— Document passage —
Change Log

0.15.13

feat: add environment variables to control verb AST fallback behavior (#219)

0.15.12

chore: update datar-pandas to version ^0.6
fix: fix fct_recode and fct_collapse with ordered factor (pwwang/datar#216)
fix: handle MultiIndex in _agg_result_compatible (pwwang/datar#214)
feat: suport pandas.Grouper() for group_by (pwwang/datar#215)
chore: update datar-arrow to version ^0.2
chore: bump pyarrow to ^20

0.15.11

feat: add generic pipe() function to datar for applying custom functions in piping workflows (#212)
chore: update dependances
test: fix missing reframe from tests

0.15.10

ci: update deployment environment to use ubuntu-latest
feat: add dplyr.reframe (#210)
docs: fix reference map links

0.15.9

ci: ensure Python version is set for setup step
chore: update numpy dependency to allow any version

0.15.8

chore(deps): update python-simpleconf to version 0.7

0.15.7

chore(deps): drop support for python3.8
ci: update Python version matrix to drop 3.8 and add 3.11, 3.12
chore(docs): add mkdocs and related dependencies for documentation generation

0.15.6

deps: bump simplug to 0.4, datar-numpy to 0.3.4 and datar-pandas to 0.5.5
tests: adopt pytest v8
ci: use latest actions

0.15.5

deps: bump datar-numpy to 0.3.3

0.15.4

docs: fix typo in README.md (#197)
docs: change filter to filter_ in README.md
docs: fix typo in data.md
deps: bump datar-pandas to 0.5.4 (support pandas 2.2+)

0.15.3

⬆️ Bump pipda to 0.13.1

0.15.2

⬆️ Bump datar-pandas to 0.5.2 to fix pip install datar[pandas] not having numpy backend installed.

0.15.1

⬆️ Bump datar-pandas to 0.5.1
- Dismiss ast warning for if_else.
- Make scipy and wcwidth optional deps
- Set seed in tests
- Dismiss warnings of fillna with method for pandas2.1

0.15.0

✨ Add data who2, household, cms_patient_experience, and cms_patient_care
⬆️ Bump datar-pandas to 0.5 to support pandas2 (#186)

0.14.0

⬆️ Bump pipda to 0.13
🍱 Support dplyr up to 1.1.3
👽️ Align rows_*() verbs to align with dplyr 1.1.3 (#188)

— Source material —
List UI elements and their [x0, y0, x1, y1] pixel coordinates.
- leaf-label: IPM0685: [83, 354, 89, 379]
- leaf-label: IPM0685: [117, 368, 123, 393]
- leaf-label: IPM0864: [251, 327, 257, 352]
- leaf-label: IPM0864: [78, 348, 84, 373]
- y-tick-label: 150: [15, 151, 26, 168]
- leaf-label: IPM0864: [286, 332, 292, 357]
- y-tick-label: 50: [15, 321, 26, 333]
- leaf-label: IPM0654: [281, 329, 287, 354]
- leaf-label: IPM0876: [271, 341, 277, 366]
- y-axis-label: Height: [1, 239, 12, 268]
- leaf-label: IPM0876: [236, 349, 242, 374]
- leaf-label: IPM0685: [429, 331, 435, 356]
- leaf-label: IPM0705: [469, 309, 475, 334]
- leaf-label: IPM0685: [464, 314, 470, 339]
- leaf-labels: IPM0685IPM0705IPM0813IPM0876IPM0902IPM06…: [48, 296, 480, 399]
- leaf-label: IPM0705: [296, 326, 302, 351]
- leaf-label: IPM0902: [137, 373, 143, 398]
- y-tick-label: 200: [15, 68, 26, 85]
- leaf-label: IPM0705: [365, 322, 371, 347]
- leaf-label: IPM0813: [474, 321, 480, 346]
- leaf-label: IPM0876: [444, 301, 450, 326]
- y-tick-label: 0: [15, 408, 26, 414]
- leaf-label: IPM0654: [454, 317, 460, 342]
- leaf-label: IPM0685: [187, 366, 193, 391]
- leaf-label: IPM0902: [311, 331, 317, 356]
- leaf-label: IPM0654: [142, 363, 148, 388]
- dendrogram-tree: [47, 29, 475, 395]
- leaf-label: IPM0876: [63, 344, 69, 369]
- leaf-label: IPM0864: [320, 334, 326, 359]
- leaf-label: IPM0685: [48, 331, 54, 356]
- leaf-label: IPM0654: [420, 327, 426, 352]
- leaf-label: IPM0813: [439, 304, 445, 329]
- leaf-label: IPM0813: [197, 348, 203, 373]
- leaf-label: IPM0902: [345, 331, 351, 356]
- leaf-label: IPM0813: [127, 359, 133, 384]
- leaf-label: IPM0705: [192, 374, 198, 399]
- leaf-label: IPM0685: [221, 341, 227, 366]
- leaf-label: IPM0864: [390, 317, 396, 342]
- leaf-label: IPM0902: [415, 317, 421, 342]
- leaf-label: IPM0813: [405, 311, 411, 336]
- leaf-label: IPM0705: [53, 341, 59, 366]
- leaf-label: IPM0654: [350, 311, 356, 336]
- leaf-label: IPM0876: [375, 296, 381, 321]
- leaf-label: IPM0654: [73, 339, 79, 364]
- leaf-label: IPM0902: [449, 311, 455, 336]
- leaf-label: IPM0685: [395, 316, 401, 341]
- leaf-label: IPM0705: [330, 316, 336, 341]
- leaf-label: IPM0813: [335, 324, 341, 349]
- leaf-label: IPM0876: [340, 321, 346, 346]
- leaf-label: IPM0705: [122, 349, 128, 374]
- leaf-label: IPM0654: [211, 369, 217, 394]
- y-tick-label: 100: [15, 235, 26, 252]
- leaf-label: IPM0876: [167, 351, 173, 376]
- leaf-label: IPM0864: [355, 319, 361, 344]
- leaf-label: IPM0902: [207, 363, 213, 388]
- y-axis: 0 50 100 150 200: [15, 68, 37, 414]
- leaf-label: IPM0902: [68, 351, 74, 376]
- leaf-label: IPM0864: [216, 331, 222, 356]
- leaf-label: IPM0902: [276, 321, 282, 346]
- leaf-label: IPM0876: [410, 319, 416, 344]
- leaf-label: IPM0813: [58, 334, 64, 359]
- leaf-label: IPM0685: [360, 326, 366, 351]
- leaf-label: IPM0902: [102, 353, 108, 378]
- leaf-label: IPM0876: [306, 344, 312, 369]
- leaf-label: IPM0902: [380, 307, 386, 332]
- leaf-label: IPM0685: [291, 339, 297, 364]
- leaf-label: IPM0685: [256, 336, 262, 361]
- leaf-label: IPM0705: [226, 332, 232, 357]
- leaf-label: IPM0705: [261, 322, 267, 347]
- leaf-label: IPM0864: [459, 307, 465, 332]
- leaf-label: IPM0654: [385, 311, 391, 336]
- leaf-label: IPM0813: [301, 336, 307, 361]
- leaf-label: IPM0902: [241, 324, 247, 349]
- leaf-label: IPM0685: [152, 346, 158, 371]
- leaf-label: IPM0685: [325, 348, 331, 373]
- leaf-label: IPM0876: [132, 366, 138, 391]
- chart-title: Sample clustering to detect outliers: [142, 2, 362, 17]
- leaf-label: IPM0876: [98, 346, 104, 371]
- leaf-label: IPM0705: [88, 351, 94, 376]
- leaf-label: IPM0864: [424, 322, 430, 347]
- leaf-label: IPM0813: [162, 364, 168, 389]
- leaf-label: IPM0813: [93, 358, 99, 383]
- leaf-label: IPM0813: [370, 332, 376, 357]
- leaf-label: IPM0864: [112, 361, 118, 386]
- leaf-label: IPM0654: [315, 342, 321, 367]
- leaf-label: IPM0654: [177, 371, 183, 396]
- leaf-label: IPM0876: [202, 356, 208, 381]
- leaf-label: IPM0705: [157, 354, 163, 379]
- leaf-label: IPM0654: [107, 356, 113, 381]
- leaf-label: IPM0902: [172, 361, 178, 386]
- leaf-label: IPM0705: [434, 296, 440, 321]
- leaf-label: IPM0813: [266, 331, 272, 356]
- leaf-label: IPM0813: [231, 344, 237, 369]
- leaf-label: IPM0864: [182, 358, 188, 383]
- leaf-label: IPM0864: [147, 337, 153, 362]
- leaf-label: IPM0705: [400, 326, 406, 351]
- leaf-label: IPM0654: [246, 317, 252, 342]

— Problems to solve —
• A. According to the change log, which version dropped support for Python 3.8?
• B. List every dataset that the change log says was added in version 0.15.0.

— Answers —
• A. Version 0.15.7.

• B. who2, household, cms_patient_experience, cms_patient_care